Exercise materials:
>>>

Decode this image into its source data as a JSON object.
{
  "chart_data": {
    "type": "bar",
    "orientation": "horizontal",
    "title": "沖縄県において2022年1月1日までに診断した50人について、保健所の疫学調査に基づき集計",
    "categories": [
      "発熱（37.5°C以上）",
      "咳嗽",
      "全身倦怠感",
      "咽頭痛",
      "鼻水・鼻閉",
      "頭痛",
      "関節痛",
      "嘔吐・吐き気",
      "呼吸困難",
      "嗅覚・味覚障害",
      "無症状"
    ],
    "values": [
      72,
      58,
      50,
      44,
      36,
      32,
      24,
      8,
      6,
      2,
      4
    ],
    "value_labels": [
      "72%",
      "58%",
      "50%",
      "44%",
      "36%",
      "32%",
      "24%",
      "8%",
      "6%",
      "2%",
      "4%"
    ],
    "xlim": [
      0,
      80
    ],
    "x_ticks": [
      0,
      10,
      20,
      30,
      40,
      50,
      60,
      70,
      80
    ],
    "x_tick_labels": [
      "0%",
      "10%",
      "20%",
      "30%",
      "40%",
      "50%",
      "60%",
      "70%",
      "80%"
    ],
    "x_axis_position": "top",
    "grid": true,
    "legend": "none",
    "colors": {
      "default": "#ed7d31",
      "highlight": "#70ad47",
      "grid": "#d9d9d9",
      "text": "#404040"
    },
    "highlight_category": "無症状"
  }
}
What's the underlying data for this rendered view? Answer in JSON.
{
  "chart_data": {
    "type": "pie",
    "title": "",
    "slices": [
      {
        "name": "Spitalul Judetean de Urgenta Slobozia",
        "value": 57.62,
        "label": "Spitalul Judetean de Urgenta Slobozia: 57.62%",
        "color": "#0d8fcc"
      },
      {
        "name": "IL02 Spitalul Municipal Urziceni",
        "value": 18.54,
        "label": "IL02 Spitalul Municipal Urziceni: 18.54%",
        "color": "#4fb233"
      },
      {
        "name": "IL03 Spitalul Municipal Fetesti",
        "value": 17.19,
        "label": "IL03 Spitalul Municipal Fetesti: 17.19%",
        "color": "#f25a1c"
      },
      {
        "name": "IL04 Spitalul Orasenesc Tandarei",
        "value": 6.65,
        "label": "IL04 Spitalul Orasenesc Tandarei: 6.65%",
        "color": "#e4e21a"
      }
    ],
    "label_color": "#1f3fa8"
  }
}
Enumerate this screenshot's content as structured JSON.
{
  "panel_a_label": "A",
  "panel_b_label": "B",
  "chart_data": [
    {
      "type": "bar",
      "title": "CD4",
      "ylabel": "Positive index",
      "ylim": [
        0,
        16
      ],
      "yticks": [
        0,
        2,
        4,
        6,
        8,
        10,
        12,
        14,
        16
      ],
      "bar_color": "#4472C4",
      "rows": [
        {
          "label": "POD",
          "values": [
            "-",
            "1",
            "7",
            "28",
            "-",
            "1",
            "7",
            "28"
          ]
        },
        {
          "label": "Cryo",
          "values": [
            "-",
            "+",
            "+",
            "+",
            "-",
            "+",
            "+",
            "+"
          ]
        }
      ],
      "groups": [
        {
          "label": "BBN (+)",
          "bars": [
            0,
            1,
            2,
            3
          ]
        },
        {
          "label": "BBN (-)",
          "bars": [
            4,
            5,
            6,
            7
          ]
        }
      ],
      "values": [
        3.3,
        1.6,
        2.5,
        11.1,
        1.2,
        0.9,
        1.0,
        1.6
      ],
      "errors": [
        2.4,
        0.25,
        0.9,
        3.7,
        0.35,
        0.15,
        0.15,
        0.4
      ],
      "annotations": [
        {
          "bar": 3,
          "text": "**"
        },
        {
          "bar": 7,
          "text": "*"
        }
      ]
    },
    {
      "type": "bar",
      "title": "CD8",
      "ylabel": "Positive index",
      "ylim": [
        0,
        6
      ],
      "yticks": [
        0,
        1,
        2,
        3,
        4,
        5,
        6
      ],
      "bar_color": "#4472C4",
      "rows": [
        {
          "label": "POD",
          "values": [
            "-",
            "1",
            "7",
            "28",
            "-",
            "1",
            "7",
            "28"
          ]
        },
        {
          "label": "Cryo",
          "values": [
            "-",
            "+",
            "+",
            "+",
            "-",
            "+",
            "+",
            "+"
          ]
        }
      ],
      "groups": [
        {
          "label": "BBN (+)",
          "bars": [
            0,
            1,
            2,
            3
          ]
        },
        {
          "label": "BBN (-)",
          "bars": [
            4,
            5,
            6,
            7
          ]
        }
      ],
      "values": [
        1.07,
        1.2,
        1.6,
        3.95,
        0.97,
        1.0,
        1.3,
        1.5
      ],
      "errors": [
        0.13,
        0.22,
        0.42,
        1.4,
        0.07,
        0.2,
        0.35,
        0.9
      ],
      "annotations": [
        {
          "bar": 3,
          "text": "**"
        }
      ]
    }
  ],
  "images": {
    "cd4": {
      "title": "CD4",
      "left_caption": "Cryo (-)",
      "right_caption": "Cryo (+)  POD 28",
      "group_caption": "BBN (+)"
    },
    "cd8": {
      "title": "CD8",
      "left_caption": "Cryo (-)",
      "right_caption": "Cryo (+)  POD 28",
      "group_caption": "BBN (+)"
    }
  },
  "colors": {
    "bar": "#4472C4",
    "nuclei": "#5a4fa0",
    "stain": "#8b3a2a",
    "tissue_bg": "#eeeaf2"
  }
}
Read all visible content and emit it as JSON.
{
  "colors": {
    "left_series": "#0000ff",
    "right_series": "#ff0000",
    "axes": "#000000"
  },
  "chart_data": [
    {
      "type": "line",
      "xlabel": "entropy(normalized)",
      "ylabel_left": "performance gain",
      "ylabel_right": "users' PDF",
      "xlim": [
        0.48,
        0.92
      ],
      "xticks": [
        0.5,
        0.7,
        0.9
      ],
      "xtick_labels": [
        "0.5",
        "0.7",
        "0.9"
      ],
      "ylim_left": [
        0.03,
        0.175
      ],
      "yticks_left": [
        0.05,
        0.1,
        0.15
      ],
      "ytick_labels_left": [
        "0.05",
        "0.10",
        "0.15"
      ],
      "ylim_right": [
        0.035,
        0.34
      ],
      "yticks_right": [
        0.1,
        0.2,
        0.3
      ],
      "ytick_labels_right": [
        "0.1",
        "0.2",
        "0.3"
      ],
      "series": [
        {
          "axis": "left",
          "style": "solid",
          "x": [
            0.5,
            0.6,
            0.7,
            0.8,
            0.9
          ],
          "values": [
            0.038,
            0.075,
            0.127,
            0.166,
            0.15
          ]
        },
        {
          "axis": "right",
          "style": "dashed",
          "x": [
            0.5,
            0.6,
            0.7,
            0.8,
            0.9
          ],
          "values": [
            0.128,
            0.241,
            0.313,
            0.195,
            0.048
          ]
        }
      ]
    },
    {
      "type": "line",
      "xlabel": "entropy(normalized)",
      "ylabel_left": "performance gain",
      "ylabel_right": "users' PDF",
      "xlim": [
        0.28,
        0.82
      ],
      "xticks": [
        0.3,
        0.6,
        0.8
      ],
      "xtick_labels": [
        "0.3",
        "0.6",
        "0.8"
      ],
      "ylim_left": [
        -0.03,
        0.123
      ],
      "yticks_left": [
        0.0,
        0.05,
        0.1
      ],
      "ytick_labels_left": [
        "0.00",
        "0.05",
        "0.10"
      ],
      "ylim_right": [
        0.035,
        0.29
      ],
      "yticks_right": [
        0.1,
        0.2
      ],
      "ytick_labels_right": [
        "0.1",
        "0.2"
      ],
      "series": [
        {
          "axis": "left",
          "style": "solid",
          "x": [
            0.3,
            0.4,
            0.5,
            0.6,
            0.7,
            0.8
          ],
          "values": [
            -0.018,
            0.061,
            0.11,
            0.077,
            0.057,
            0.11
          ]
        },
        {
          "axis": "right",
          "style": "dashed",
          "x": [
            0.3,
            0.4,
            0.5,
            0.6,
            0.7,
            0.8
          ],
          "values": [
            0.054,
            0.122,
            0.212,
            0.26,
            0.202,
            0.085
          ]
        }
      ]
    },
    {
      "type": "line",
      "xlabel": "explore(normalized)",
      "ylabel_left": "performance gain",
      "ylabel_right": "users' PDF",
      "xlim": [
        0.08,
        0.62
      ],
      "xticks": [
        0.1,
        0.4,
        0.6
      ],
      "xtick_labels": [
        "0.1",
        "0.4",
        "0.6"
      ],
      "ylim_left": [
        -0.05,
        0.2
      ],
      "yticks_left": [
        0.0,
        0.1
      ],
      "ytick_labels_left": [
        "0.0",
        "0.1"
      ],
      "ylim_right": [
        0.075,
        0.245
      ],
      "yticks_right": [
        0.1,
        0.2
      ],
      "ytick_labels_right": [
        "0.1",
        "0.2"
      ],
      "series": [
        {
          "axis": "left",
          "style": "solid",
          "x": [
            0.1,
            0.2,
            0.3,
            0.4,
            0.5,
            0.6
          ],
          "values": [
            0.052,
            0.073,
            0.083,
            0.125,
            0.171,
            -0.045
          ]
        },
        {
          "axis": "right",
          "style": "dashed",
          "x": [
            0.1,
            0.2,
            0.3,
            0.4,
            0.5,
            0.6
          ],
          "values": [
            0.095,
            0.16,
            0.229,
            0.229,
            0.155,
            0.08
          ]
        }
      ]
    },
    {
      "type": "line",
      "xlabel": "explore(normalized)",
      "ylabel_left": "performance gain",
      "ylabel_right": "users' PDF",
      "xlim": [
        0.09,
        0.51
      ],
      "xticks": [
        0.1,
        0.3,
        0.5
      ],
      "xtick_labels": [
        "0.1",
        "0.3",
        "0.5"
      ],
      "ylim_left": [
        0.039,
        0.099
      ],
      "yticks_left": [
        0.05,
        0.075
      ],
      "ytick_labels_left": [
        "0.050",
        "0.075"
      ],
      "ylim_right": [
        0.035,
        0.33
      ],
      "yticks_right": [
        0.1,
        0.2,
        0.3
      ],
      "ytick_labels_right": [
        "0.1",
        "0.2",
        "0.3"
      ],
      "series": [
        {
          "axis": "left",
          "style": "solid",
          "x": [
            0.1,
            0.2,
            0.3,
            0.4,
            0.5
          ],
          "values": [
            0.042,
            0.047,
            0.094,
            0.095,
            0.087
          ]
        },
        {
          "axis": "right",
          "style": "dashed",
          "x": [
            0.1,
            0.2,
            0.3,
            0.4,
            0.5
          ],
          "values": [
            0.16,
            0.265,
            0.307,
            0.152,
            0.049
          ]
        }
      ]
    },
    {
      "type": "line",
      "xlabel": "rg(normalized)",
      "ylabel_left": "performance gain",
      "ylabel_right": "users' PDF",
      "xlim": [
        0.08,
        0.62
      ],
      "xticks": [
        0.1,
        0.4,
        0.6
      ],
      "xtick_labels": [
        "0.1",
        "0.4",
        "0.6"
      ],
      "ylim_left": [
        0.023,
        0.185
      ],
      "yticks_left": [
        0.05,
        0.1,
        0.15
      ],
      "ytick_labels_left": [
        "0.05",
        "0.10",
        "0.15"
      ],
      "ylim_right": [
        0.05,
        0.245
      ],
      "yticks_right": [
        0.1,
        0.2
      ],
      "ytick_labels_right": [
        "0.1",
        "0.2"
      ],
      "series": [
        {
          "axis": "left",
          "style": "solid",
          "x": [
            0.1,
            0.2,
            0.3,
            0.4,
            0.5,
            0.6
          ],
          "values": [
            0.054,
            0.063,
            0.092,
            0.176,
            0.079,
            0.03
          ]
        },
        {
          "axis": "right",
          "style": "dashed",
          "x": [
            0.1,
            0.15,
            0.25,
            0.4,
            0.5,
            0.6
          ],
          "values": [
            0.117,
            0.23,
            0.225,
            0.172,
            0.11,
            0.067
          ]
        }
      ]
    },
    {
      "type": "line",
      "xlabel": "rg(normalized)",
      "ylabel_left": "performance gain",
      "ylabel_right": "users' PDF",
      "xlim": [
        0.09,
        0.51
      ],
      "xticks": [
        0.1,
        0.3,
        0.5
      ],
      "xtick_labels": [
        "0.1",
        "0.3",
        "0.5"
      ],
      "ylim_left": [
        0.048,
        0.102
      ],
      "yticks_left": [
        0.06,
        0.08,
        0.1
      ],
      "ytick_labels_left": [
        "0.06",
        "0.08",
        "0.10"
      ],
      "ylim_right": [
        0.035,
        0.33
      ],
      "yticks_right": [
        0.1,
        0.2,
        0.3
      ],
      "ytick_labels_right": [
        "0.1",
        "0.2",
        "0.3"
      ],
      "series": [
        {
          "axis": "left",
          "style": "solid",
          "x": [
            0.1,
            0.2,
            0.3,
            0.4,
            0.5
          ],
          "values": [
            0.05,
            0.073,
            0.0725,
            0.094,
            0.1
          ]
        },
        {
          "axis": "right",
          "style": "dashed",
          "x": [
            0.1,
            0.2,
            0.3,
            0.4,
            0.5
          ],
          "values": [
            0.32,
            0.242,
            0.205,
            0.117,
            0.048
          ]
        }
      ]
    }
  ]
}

<<<

Exercise brief: Gather each line from the entries above that includes the word "Slobozia".

Reply:
        "name": "Spitalul Judetean de Urgenta Slobozia",
        "label": "Spitalul Judetean de Urgenta Slobozia: 57.62%",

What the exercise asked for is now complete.